Which lines below hold the word "development"? Report each one.
═════ Supplied data
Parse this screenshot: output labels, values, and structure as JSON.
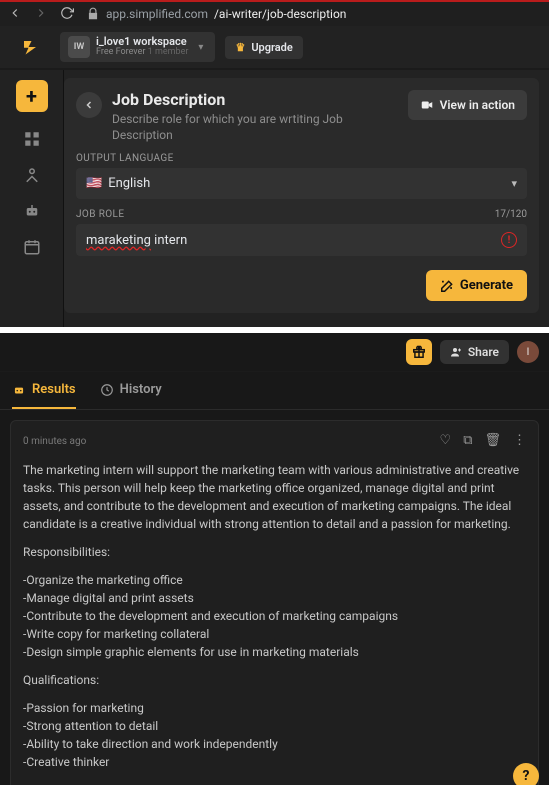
{
  "browser": {
    "url_host": "app.simplified.com",
    "url_path": "/ai-writer/job-description"
  },
  "workspace": {
    "avatar": "IW",
    "name": "i_love1 workspace",
    "plan": "Free Forever",
    "members": "1 member"
  },
  "upgrade": {
    "label": "Upgrade"
  },
  "hero": {
    "back": "←",
    "title": "Job Description",
    "subtitle": "Describe role for which you are wrtiting Job Description",
    "view_action": "View in action"
  },
  "form": {
    "output_language_label": "OUTPUT LANGUAGE",
    "language_display": "English",
    "flag": "🇺🇸",
    "job_role_label": "JOB ROLE",
    "job_role_count": "17/120",
    "job_role_value_misspelled": "maraketing",
    "job_role_value_rest": " intern",
    "generate": "Generate"
  },
  "bottombar": {
    "share": "Share",
    "avatar_letter": "I"
  },
  "tabs": {
    "results": "Results",
    "history": "History"
  },
  "result": {
    "timestamp": "0 minutes ago",
    "paragraph": "The marketing intern will support the marketing team with various administrative and creative tasks. This person will help keep the marketing office organized, manage digital and print assets, and contribute to the development and execution of marketing campaigns. The ideal candidate is a creative individual with strong attention to detail and a passion for marketing.",
    "resp_header": "Responsibilities:",
    "responsibilities": [
      "-Organize the marketing office",
      "-Manage digital and print assets",
      "-Contribute to the development and execution of marketing campaigns",
      "-Write copy for marketing collateral",
      "-Design simple graphic elements for use in marketing materials"
    ],
    "qual_header": "Qualifications:",
    "qualifications": [
      "-Passion for marketing",
      "-Strong attention to detail",
      "-Ability to take direction and work independently",
      "-Creative thinker"
    ]
  },
  "help": "?"
}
══════════
■ Final result ■
    "paragraph": "The marketing intern will support the marketing team with various administrative and creative tasks. This person will help keep the marketing office organized, manage digital and print assets, and contribute to the development and execution of marketing campaigns. The ideal candidate is a creative individual with strong attention to detail and a passion for marketing.",
      "-Contribute to the development and execution of marketing campaigns",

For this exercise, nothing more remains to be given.